**SHORT TASK:**
Reproduce each line of the items below word for word.

——

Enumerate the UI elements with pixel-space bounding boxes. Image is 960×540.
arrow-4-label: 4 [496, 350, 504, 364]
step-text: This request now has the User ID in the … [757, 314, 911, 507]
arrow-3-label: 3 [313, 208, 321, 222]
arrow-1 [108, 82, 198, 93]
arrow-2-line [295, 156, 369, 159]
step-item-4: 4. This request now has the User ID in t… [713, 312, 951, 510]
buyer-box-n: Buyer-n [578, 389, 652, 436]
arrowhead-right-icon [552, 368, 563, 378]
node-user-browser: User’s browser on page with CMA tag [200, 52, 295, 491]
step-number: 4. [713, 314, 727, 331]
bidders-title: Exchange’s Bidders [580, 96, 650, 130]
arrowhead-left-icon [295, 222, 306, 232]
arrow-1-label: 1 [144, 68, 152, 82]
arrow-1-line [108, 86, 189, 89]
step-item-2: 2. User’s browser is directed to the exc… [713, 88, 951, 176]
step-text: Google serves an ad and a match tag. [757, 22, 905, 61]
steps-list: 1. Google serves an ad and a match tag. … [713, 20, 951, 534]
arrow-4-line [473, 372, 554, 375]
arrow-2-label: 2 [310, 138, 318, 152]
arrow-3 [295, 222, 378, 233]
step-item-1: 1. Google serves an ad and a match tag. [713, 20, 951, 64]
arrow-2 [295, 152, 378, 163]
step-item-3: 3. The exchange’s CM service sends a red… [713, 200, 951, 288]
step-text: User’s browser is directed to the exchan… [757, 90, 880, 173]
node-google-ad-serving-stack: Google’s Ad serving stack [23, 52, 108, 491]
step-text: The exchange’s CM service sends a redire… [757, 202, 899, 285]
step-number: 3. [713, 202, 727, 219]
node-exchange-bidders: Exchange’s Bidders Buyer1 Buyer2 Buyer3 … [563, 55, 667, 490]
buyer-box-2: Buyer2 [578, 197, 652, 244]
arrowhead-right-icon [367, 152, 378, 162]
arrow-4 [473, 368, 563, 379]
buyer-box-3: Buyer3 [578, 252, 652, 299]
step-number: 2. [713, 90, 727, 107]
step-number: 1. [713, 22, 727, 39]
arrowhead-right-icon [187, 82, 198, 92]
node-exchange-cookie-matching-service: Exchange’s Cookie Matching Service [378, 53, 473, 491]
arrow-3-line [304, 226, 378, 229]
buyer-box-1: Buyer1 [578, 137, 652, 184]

——

**FINISHED TASK:**
Enumerate the UI elements with pixel-space bounding boxes. Image is 960×540.
arrow-4-label: 4 [496, 350, 504, 364]
step-text: This request now has the User ID in the … [757, 314, 911, 507]
arrow-3-label: 3 [313, 208, 321, 222]
arrow-1 [108, 82, 198, 93]
arrow-2-line [295, 156, 369, 159]
step-item-4: 4. This request now has the User ID in t… [713, 312, 951, 510]
buyer-box-n: Buyer-n [578, 389, 652, 436]
arrowhead-right-icon [552, 368, 563, 378]
node-user-browser: User’s browser on page with CMA tag [200, 52, 295, 491]
step-number: 4. [713, 314, 727, 331]
bidders-title: Exchange’s Bidders [580, 96, 650, 130]
arrowhead-left-icon [295, 222, 306, 232]
arrow-1-label: 1 [144, 68, 152, 82]
arrow-1-line [108, 86, 189, 89]
step-item-2: 2. User’s browser is directed to the exc… [713, 88, 951, 176]
step-text: Google serves an ad and a match tag. [757, 22, 905, 61]
steps-list: 1. Google serves an ad and a match tag. … [713, 20, 951, 534]
arrow-4-line [473, 372, 554, 375]
arrow-2-label: 2 [310, 138, 318, 152]
arrow-3 [295, 222, 378, 233]
step-item-1: 1. Google serves an ad and a match tag. [713, 20, 951, 64]
arrow-2 [295, 152, 378, 163]
step-item-3: 3. The exchange’s CM service sends a red… [713, 200, 951, 288]
step-text: User’s browser is directed to the exchan… [757, 90, 880, 173]
node-google-ad-serving-stack: Google’s Ad serving stack [23, 52, 108, 491]
step-text: The exchange’s CM service sends a redire… [757, 202, 899, 285]
step-number: 3. [713, 202, 727, 219]
node-exchange-bidders: Exchange’s Bidders Buyer1 Buyer2 Buyer3 … [563, 55, 667, 490]
buyer-box-2: Buyer2 [578, 197, 652, 244]
arrowhead-right-icon [367, 152, 378, 162]
arrow-4 [473, 368, 563, 379]
buyer-box-3: Buyer3 [578, 252, 652, 299]
step-number: 2. [713, 90, 727, 107]
step-number: 1. [713, 22, 727, 39]
arrowhead-right-icon [187, 82, 198, 92]
node-exchange-cookie-matching-service: Exchange’s Cookie Matching Service [378, 53, 473, 491]
arrow-3-line [304, 226, 378, 229]
buyer-box-1: Buyer1 [578, 137, 652, 184]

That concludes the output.